- Exercise description
Examine the material below. Gather every line in which the string "this" appears.

- Records for the task
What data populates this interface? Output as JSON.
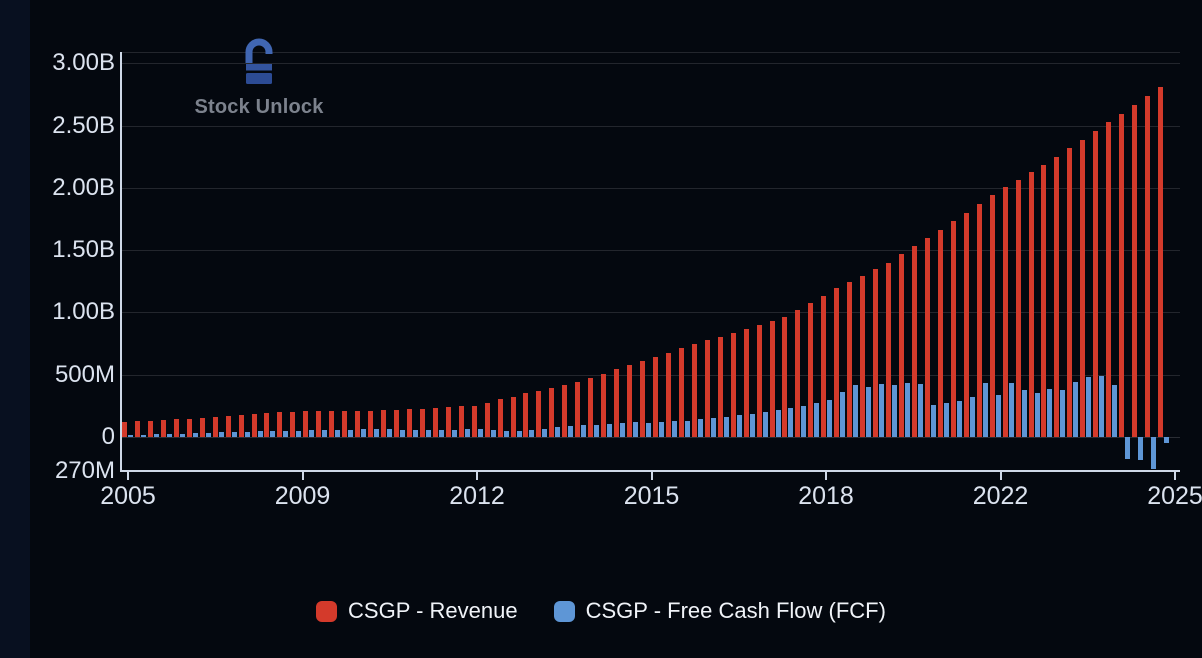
{
  "watermark": {
    "brand": "Stock Unlock"
  },
  "chart_data": {
    "type": "bar",
    "title": "",
    "xlabel": "",
    "ylabel": "",
    "grid": true,
    "legend_position": "bottom-center",
    "y_axis": {
      "min_millions": -270,
      "max_millions": 3080,
      "tick_step_millions": 500
    },
    "y_ticks": [
      {
        "label": "3.00B",
        "value_millions": 3000
      },
      {
        "label": "2.50B",
        "value_millions": 2500
      },
      {
        "label": "2.00B",
        "value_millions": 2000
      },
      {
        "label": "1.50B",
        "value_millions": 1500
      },
      {
        "label": "1.00B",
        "value_millions": 1000
      },
      {
        "label": "500M",
        "value_millions": 500
      },
      {
        "label": "0",
        "value_millions": 0
      },
      {
        "label": "270M",
        "value_millions": -270
      }
    ],
    "x_tick_labels": [
      "2005",
      "2009",
      "2012",
      "2015",
      "2018",
      "2022",
      "2025"
    ],
    "categories_note": "quarterly bars from 2005 to 2025",
    "series": [
      {
        "name": "CSGP - Revenue",
        "color": "#d43a2b",
        "values_millions": [
          120,
          125,
          130,
          136,
          142,
          148,
          154,
          160,
          168,
          176,
          185,
          193,
          198,
          203,
          208,
          212,
          212,
          211,
          210,
          210,
          214,
          218,
          222,
          226,
          232,
          239,
          245,
          252,
          276,
          301,
          325,
          350,
          373,
          396,
          418,
          441,
          475,
          509,
          542,
          576,
          610,
          644,
          678,
          712,
          743,
          775,
          806,
          838,
          870,
          902,
          934,
          965,
          1022,
          1078,
          1135,
          1192,
          1244,
          1296,
          1348,
          1400,
          1465,
          1530,
          1594,
          1659,
          1730,
          1801,
          1873,
          1944,
          2004,
          2063,
          2123,
          2182,
          2250,
          2318,
          2387,
          2455,
          2525,
          2595,
          2666,
          2736,
          2810
        ]
      },
      {
        "name": "CSGP - Free Cash Flow (FCF)",
        "color": "#5e96d6",
        "values_millions": [
          16,
          19,
          22,
          25,
          28,
          31,
          34,
          37,
          39,
          42,
          45,
          47,
          49,
          51,
          53,
          55,
          57,
          59,
          61,
          63,
          61,
          59,
          57,
          56,
          58,
          60,
          63,
          65,
          55,
          46,
          51,
          60,
          68,
          77,
          85,
          93,
          99,
          105,
          111,
          117,
          113,
          119,
          125,
          131,
          142,
          152,
          163,
          174,
          188,
          203,
          218,
          232,
          250,
          272,
          300,
          360,
          420,
          405,
          428,
          417,
          435,
          425,
          260,
          275,
          292,
          318,
          430,
          340,
          430,
          378,
          350,
          388,
          380,
          445,
          478,
          490,
          420,
          -175,
          -185,
          -255,
          -45
        ]
      }
    ],
    "legend": [
      {
        "label": "CSGP - Revenue",
        "color": "#d43a2b"
      },
      {
        "label": "CSGP - Free Cash Flow (FCF)",
        "color": "#5e96d6"
      }
    ]
  }
}
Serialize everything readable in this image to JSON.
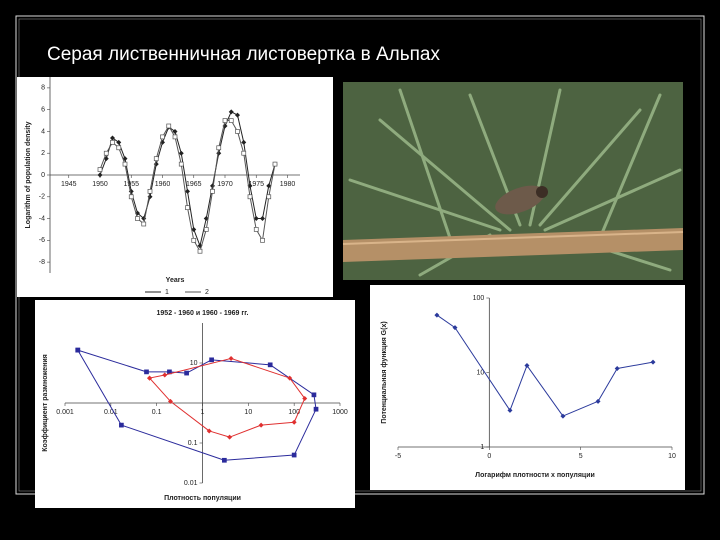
{
  "slide": {
    "title": "Серая лиственничная листовертка в Альпах"
  },
  "chart_data": [
    {
      "type": "line",
      "y_label": "Logarithm of population density",
      "x_label": "Years",
      "x": [
        1950,
        1951,
        1952,
        1953,
        1954,
        1955,
        1956,
        1957,
        1958,
        1959,
        1960,
        1961,
        1962,
        1963,
        1964,
        1965,
        1966,
        1967,
        1968,
        1969,
        1970,
        1971,
        1972,
        1973,
        1974,
        1975,
        1976,
        1977,
        1978
      ],
      "series": [
        {
          "name": "1",
          "color": "#222222",
          "marker": "diamond",
          "values": [
            0,
            1.5,
            3.4,
            3,
            1.5,
            -1.5,
            -3.5,
            -4,
            -2,
            1,
            3,
            4.4,
            4,
            2,
            -1.5,
            -5,
            -6.5,
            -4,
            -1,
            2,
            4.5,
            5.8,
            5.5,
            3,
            -1,
            -4,
            -4,
            -1,
            1
          ]
        },
        {
          "name": "2",
          "color": "#555555",
          "marker": "square",
          "values": [
            0.5,
            2,
            3,
            2.5,
            1,
            -2,
            -4,
            -4.5,
            -1.5,
            1.5,
            3.5,
            4.5,
            3.5,
            1,
            -3,
            -6,
            -7,
            -5,
            -1.5,
            2.5,
            5,
            5,
            4,
            2,
            -2,
            -5,
            -6,
            -2,
            1
          ]
        }
      ],
      "xlim": [
        1942,
        1982
      ],
      "xticks": [
        1945,
        1950,
        1955,
        1960,
        1965,
        1970,
        1975,
        1980
      ],
      "ylim": [
        -9,
        9
      ],
      "yticks": [
        8,
        6,
        4,
        2,
        0,
        -2,
        -4,
        -6,
        -8
      ]
    },
    {
      "type": "line",
      "title": "1952 - 1960 и 1960 - 1969 гг.",
      "x_label": "Плотность популяции",
      "y_label": "Коэффициент размножения",
      "xlog": true,
      "ylog": true,
      "series": [
        {
          "color": "#2b2b9c",
          "marker": "square",
          "x": [
            0.0019,
            0.06,
            0.19,
            0.45,
            1.58,
            30,
            270,
            300,
            100,
            3,
            0.017,
            0.0019
          ],
          "values": [
            21,
            6,
            6,
            5.6,
            12,
            9,
            1.6,
            0.7,
            0.05,
            0.037,
            0.28,
            21
          ]
        },
        {
          "color": "#e03030",
          "marker": "diamond",
          "x": [
            0.07,
            0.15,
            4.2,
            80,
            170,
            100,
            19,
            3.9,
            1.4,
            0.2,
            0.07
          ],
          "values": [
            4.2,
            5,
            13,
            4.2,
            1.3,
            0.33,
            0.28,
            0.14,
            0.2,
            1.1,
            4.2
          ]
        }
      ],
      "xlim": [
        0.001,
        1000
      ],
      "xticks": [
        0.001,
        0.01,
        0.1,
        1,
        10,
        100,
        1000
      ],
      "ylim": [
        0.01,
        100
      ],
      "yticks": [
        10,
        0.1,
        0.01
      ]
    },
    {
      "type": "line",
      "x_label": "Логарифм плотности х популяции",
      "y_label": "Потенциальная функция G(x)",
      "ylog": true,
      "series": [
        {
          "color": "#2b3a9c",
          "marker": "diamond",
          "x": [
            -2.87,
            -1.88,
            1.13,
            2.06,
            4.03,
            5.95,
            7.0,
            8.96
          ],
          "values": [
            59,
            40,
            3.1,
            12.4,
            2.6,
            4.1,
            11.3,
            13.8
          ]
        }
      ],
      "xlim": [
        -5,
        10
      ],
      "xticks": [
        -5,
        0,
        5,
        10
      ],
      "ylim": [
        1,
        100
      ],
      "yticks": [
        1,
        10,
        100
      ]
    }
  ]
}
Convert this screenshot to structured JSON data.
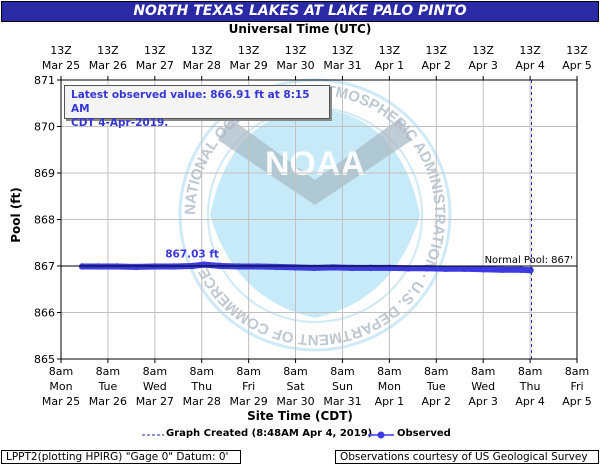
{
  "header": {
    "title": "NORTH TEXAS LAKES AT LAKE PALO PINTO",
    "utc_axis_title": "Universal Time (UTC)",
    "site_axis_title": "Site Time (CDT)",
    "ylabel": "Pool (ft)"
  },
  "latest": {
    "line1": "Latest observed value: 866.91 ft at 8:15 AM",
    "line2": "CDT 4-Apr-2019."
  },
  "annotations": {
    "peak_label": "867.03 ft",
    "normal_pool_label": "Normal Pool: 867'"
  },
  "legend": {
    "graph_created": "Graph Created (8:48AM Apr 4, 2019)",
    "observed": "Observed"
  },
  "footer": {
    "left": "LPPT2(plotting HPIRG) \"Gage 0\" Datum: 0'",
    "right": "Observations courtesy of US Geological Survey"
  },
  "watermark": {
    "center_text": "NOAA",
    "ring_text": "NATIONAL OCEANIC AND ATMOSPHERIC ADMINISTRATION · U.S. DEPARTMENT OF COMMERCE"
  },
  "colors": {
    "title_bar": "#2a2aa6",
    "observed": "#3a3ae0",
    "graph_created_line": "#2a2aa6",
    "grid": "#c0c0c0",
    "watermark": "#b8e3f5"
  },
  "chart_data": {
    "type": "line",
    "ylim": [
      865,
      871
    ],
    "yticks": [
      "865",
      "866",
      "867",
      "868",
      "869",
      "870",
      "871"
    ],
    "grid": true,
    "top_axis_ticks": [
      {
        "hour": "13Z",
        "date": "Mar 25"
      },
      {
        "hour": "13Z",
        "date": "Mar 26"
      },
      {
        "hour": "13Z",
        "date": "Mar 27"
      },
      {
        "hour": "13Z",
        "date": "Mar 28"
      },
      {
        "hour": "13Z",
        "date": "Mar 29"
      },
      {
        "hour": "13Z",
        "date": "Mar 30"
      },
      {
        "hour": "13Z",
        "date": "Mar 31"
      },
      {
        "hour": "13Z",
        "date": "Apr 1"
      },
      {
        "hour": "13Z",
        "date": "Apr 2"
      },
      {
        "hour": "13Z",
        "date": "Apr 3"
      },
      {
        "hour": "13Z",
        "date": "Apr 4"
      },
      {
        "hour": "13Z",
        "date": "Apr 5"
      }
    ],
    "bottom_axis_ticks": [
      {
        "time": "8am",
        "day": "Mon",
        "date": "Mar 25"
      },
      {
        "time": "8am",
        "day": "Tue",
        "date": "Mar 26"
      },
      {
        "time": "8am",
        "day": "Wed",
        "date": "Mar 27"
      },
      {
        "time": "8am",
        "day": "Thu",
        "date": "Mar 28"
      },
      {
        "time": "8am",
        "day": "Fri",
        "date": "Mar 29"
      },
      {
        "time": "8am",
        "day": "Sat",
        "date": "Mar 30"
      },
      {
        "time": "8am",
        "day": "Sun",
        "date": "Mar 31"
      },
      {
        "time": "8am",
        "day": "Mon",
        "date": "Apr 1"
      },
      {
        "time": "8am",
        "day": "Tue",
        "date": "Apr 2"
      },
      {
        "time": "8am",
        "day": "Wed",
        "date": "Apr 3"
      },
      {
        "time": "8am",
        "day": "Thu",
        "date": "Apr 4"
      },
      {
        "time": "8am",
        "day": "Fri",
        "date": "Apr 5"
      }
    ],
    "normal_pool": 867,
    "graph_created_day": 10.03,
    "peak": {
      "day": 3.05,
      "value": 867.03
    },
    "series": [
      {
        "name": "Observed",
        "points": [
          [
            0.45,
            866.99
          ],
          [
            0.8,
            866.99
          ],
          [
            1.2,
            866.99
          ],
          [
            1.6,
            866.98
          ],
          [
            2.0,
            866.99
          ],
          [
            2.4,
            866.99
          ],
          [
            2.8,
            867.0
          ],
          [
            3.05,
            867.03
          ],
          [
            3.4,
            867.0
          ],
          [
            3.8,
            866.99
          ],
          [
            4.2,
            866.99
          ],
          [
            4.6,
            866.98
          ],
          [
            5.0,
            866.97
          ],
          [
            5.4,
            866.96
          ],
          [
            5.8,
            866.97
          ],
          [
            6.2,
            866.96
          ],
          [
            6.6,
            866.96
          ],
          [
            7.0,
            866.96
          ],
          [
            7.4,
            866.95
          ],
          [
            7.8,
            866.95
          ],
          [
            8.2,
            866.94
          ],
          [
            8.6,
            866.94
          ],
          [
            9.0,
            866.93
          ],
          [
            9.4,
            866.92
          ],
          [
            9.8,
            866.92
          ],
          [
            10.01,
            866.91
          ]
        ]
      }
    ]
  }
}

- Answer
What data populates this interface? Output as JSON.
Serialize everything readable in this image to JSON.
Convert this screenshot to structured JSON data.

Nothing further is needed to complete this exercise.